- **What you need to do**:
A. In the Dubai mothers' group thread, how often does the Bumps and babes group meet?
B. From the Dubai mothers' group thread, set down word for word the stretch from "I'll be coming" through "(Aug 4, 2011)".

- **Page text**:
::::::

# Any mum & baby groups?



## PiPi (Sep 22, 2011)

Hi all,
It looks like I'll be moving to Dubai with my partner & our 7 month baby, are there any mother & baby groups organized that I can get involved in?

If you could let me know days, times etc I'd really appreciate it.

Thanks


----------



## elarmali (Sep 21, 2011)

When will you be moving to Dubai?


----------



## PiPi (Sep 22, 2011)

I'll be coming out in October for a couple of months but it will be more permanent from January.

Sent from my iPhone using ExpatForum


----------



## safee (Aug 4, 2011)

Hi pipi. There are quite a few mothers group that meet regularly. 

Bumps and babes: meet fortnightly between mall of emirates/dubai mall ( more details available on /snip)

breastfeeding mums of dubai: meet monthly at dubai mall (check their facebook page for more details-the group is called La Leche League Dubai)

mums meetup: monthly meeting and details are available on meetup website
I have got an 8 month as well. PM me if you need more info.


----------



## elarmali (Sep 21, 2011)

I will be moving to Dubai around January as well. But I do not have any children yet.


----------



## PiPi (Sep 22, 2011)

Thanks for the info, I may just do that! ;

Sent from my iPhone using ExpatForum


----------



## perth_mum (Aug 18, 2011)

Sounds great! We just found out last week that we will be making the big move in November. I have a 16 month old and would love to mingle with other ladies  thanks for the post!

::::::

- **Dataset excerpts**:

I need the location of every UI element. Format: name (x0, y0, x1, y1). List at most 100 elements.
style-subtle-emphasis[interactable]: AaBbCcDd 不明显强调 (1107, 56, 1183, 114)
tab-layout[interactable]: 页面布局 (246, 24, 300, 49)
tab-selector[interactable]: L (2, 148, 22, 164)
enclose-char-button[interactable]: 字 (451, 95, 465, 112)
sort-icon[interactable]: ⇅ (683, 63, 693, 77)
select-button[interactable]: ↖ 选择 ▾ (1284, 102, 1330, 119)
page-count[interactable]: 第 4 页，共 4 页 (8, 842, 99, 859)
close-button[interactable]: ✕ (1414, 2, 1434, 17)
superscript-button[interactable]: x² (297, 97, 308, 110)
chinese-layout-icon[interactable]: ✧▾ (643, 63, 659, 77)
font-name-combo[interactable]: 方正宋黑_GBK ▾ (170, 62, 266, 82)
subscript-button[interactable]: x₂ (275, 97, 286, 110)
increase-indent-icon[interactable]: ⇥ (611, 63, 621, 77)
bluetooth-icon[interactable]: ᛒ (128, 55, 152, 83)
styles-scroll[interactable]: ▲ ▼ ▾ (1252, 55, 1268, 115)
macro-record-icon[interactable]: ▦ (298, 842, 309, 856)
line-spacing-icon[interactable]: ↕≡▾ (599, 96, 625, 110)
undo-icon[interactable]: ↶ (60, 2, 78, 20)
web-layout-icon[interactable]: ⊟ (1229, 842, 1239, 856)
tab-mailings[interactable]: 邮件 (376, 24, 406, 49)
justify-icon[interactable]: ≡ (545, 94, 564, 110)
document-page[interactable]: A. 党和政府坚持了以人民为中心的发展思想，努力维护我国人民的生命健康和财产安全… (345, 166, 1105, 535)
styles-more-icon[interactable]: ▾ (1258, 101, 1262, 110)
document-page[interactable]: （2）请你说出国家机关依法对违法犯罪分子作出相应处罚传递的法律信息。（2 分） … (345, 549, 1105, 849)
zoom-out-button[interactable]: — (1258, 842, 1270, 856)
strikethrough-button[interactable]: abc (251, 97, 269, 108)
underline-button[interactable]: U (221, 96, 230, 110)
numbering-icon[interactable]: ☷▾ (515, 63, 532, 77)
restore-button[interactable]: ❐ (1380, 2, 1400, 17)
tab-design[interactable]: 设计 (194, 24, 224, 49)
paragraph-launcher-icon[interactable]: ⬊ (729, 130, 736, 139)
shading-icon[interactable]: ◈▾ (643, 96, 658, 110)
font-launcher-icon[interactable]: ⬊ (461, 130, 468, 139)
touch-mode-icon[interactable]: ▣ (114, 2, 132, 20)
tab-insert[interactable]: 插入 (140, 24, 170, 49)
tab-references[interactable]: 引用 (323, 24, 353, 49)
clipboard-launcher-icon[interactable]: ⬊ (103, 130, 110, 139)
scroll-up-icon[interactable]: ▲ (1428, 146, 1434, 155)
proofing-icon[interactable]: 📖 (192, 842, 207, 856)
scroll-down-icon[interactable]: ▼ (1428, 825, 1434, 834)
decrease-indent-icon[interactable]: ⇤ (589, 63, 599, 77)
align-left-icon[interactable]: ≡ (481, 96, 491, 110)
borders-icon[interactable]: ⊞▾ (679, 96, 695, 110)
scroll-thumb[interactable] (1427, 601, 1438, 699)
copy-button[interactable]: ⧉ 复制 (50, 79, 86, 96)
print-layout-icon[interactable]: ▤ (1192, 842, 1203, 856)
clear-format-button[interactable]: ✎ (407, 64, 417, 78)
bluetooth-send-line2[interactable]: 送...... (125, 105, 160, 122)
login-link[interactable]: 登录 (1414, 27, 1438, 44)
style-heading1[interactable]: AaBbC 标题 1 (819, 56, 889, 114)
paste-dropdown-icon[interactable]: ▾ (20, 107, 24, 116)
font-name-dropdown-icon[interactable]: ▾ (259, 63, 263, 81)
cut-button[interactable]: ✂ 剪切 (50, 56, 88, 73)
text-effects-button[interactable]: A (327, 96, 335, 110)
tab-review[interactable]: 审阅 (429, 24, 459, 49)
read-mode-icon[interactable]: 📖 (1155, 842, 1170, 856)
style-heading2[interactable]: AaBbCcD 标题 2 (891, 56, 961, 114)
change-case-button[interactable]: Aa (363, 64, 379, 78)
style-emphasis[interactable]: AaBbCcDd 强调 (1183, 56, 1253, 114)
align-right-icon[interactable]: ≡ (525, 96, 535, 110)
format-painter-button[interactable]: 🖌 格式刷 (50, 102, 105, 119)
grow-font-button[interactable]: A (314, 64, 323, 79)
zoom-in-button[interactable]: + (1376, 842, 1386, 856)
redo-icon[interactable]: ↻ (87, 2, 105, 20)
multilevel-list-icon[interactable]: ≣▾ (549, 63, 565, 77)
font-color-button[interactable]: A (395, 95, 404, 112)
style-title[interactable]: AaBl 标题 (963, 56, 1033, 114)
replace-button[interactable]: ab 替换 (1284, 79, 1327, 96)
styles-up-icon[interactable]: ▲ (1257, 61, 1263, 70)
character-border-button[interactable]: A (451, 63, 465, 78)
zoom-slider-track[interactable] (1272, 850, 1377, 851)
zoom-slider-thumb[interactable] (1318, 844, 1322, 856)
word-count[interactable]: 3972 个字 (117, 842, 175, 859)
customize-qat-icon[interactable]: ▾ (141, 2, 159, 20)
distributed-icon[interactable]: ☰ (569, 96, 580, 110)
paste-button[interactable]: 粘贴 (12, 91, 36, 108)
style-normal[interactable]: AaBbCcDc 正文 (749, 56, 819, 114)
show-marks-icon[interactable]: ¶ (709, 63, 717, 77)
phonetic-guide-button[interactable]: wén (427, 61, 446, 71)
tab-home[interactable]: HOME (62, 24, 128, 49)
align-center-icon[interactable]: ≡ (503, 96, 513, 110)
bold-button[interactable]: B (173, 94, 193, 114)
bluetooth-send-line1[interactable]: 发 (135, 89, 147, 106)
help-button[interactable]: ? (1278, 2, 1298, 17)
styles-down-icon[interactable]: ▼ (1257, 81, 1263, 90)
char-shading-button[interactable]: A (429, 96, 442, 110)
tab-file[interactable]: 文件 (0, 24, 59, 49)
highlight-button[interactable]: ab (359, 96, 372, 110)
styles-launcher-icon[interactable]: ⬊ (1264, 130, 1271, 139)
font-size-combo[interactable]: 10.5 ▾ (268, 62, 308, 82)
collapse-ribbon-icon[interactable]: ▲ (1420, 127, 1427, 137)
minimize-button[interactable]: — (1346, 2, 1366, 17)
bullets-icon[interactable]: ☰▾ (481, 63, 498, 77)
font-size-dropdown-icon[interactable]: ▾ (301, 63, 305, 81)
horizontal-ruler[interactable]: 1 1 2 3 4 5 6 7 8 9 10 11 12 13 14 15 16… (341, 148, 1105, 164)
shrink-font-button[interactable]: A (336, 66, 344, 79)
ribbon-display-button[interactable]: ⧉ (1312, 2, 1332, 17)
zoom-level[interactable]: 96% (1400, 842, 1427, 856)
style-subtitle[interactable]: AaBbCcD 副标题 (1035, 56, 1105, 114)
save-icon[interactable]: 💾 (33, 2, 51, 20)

::::::

- **Full solutions**:
A. Fortnightly, between Mall of Emirates and Dubai Mall.

B.
I'll be coming out in October for a couple of months but it will be more permanent from January.

Sent from my iPhone using ExpatForum


----------



## safee (Aug 4, 2011)